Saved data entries
::::::::
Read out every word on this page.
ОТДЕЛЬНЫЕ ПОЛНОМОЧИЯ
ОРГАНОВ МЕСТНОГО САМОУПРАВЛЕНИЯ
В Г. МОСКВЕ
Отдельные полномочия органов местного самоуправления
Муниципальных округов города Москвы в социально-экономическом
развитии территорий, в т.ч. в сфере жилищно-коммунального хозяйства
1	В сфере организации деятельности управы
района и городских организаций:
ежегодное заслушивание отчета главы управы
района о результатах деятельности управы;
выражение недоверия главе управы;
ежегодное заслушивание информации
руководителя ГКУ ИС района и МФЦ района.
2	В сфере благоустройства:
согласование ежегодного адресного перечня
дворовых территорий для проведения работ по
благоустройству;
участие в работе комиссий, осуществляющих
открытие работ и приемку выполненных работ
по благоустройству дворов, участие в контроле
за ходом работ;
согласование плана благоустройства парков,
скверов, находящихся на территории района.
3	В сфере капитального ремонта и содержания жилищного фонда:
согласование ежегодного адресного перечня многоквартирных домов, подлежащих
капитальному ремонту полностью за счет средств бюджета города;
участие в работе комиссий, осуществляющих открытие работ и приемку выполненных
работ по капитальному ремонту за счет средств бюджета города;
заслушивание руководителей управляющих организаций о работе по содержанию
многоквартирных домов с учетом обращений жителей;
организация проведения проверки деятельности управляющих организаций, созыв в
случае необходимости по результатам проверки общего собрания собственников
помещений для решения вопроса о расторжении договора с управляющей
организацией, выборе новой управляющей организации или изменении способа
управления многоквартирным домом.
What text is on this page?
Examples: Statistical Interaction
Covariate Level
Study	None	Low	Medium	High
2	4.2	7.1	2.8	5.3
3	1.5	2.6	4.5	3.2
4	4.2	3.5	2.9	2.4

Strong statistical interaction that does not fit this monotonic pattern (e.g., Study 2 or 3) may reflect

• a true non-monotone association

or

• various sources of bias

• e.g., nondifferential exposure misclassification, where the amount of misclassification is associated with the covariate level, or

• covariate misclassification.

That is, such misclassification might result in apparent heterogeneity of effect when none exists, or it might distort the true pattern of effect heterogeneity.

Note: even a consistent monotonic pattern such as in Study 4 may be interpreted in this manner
::::::::
Check the data for the word "приемку" and pull out the lines that have it.

- WRITTEN SOLUTION -
открытие работ и приемку выполненных работ
участие в работе комиссий, осуществляющих открытие работ и приемку выполненных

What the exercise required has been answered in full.